TASK INSTRUCTIONS: Return each line of the records below that contains the word "celular".

DATA UNDER STUDY:
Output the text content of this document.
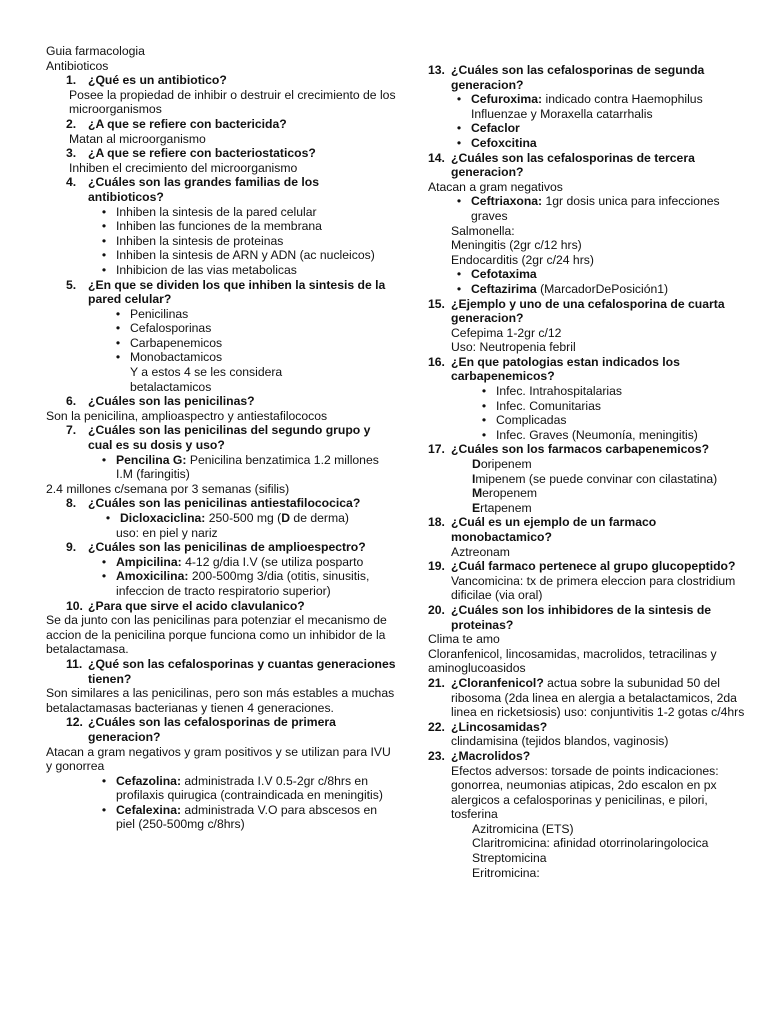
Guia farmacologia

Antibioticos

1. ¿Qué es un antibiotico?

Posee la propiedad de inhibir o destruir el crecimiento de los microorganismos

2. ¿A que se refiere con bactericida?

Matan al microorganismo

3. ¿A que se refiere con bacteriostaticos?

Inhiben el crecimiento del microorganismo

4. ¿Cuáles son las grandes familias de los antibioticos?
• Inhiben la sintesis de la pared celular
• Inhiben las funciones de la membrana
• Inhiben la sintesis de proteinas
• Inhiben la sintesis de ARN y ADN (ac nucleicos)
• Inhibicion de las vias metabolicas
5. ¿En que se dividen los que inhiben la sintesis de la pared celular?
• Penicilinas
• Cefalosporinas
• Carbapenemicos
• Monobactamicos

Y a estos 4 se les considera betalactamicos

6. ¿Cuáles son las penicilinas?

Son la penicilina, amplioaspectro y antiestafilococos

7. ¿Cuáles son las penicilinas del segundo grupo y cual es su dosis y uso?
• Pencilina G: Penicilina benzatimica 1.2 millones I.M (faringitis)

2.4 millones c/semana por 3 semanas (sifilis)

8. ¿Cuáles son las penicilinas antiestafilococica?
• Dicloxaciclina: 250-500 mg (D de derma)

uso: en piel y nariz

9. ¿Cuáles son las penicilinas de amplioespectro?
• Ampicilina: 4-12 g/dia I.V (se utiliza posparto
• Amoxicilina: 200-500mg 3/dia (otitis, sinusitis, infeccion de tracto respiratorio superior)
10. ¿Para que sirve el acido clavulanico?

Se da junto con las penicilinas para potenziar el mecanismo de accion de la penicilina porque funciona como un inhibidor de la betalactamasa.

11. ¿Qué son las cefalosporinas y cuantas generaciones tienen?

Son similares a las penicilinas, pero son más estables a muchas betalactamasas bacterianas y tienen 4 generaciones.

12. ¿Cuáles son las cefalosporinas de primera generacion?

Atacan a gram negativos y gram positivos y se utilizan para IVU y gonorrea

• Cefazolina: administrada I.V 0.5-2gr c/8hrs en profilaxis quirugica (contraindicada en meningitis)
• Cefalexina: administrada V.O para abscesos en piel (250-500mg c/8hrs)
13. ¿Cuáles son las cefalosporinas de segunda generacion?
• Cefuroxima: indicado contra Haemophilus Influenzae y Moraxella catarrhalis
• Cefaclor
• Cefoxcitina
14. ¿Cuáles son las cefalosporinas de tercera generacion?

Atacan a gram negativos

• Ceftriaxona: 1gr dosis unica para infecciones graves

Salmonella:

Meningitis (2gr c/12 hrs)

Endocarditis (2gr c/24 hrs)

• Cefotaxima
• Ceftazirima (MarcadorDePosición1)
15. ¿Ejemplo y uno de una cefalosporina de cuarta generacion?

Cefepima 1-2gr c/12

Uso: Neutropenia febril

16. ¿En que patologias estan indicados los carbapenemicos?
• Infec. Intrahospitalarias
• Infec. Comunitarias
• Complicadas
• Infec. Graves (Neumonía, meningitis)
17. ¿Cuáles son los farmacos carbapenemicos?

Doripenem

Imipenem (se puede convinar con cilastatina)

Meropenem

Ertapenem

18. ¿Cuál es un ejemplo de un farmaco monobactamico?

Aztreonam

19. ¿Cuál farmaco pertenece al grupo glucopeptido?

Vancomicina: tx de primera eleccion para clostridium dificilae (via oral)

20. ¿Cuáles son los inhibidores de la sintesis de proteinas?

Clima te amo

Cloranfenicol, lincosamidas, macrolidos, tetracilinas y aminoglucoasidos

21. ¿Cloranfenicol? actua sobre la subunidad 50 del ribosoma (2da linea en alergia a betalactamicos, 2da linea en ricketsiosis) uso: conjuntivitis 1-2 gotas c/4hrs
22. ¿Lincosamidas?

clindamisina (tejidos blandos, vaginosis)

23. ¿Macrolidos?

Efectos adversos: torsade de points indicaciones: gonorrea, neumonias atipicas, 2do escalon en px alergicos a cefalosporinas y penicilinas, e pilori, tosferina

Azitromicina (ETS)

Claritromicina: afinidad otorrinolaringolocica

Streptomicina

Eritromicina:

...

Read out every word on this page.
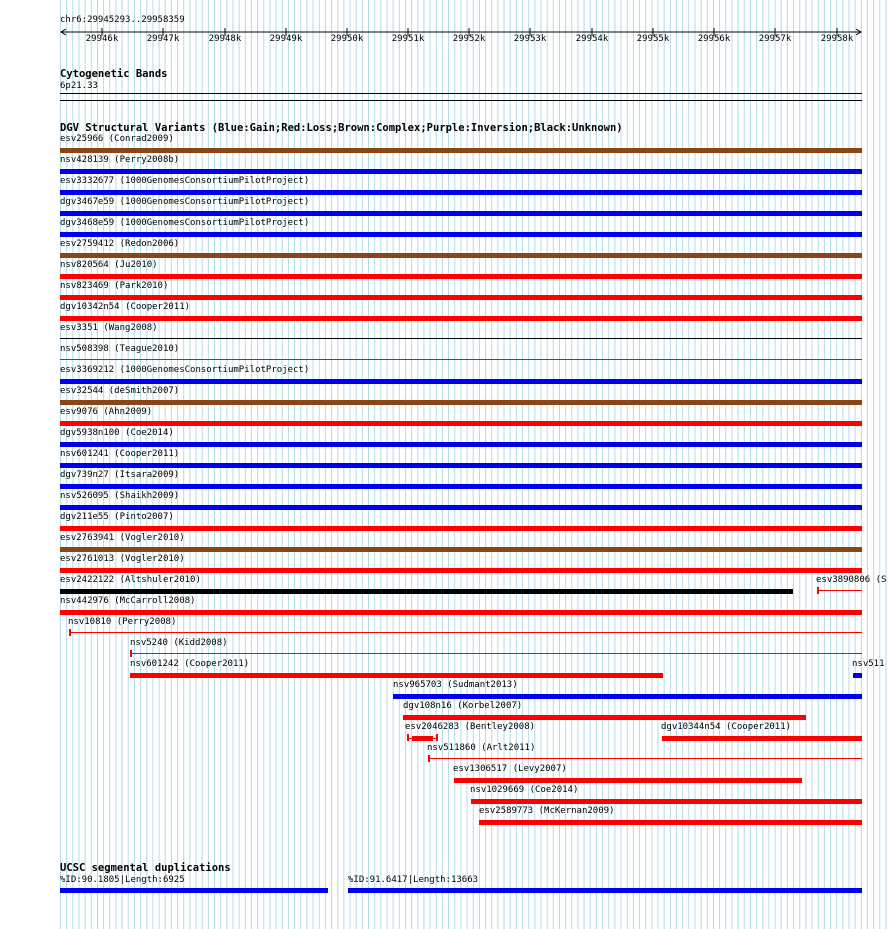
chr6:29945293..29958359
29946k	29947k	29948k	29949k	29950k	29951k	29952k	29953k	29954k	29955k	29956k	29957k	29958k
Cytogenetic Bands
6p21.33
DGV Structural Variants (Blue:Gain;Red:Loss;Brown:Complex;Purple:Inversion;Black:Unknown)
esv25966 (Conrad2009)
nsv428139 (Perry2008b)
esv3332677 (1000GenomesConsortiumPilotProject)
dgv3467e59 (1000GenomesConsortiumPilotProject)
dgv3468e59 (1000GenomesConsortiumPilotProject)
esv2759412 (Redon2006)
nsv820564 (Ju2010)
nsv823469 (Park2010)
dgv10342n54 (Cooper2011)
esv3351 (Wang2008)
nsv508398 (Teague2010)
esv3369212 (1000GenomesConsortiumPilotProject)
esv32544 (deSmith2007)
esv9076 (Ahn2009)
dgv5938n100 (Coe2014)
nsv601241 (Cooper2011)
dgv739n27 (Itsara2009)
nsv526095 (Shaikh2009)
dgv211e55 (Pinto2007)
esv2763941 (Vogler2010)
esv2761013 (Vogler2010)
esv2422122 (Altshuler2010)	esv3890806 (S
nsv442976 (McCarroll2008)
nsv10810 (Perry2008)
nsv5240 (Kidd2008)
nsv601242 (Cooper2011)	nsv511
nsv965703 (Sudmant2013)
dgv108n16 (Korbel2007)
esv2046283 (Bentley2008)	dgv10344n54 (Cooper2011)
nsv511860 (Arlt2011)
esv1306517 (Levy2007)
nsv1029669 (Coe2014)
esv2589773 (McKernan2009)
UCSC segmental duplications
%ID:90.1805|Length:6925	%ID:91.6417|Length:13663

SOLUTION FOR THIS PROBLEM:
• Inhiben la sintesis de la pared celular
5. ¿En que se dividen los que inhiben la sintesis de la pared celular?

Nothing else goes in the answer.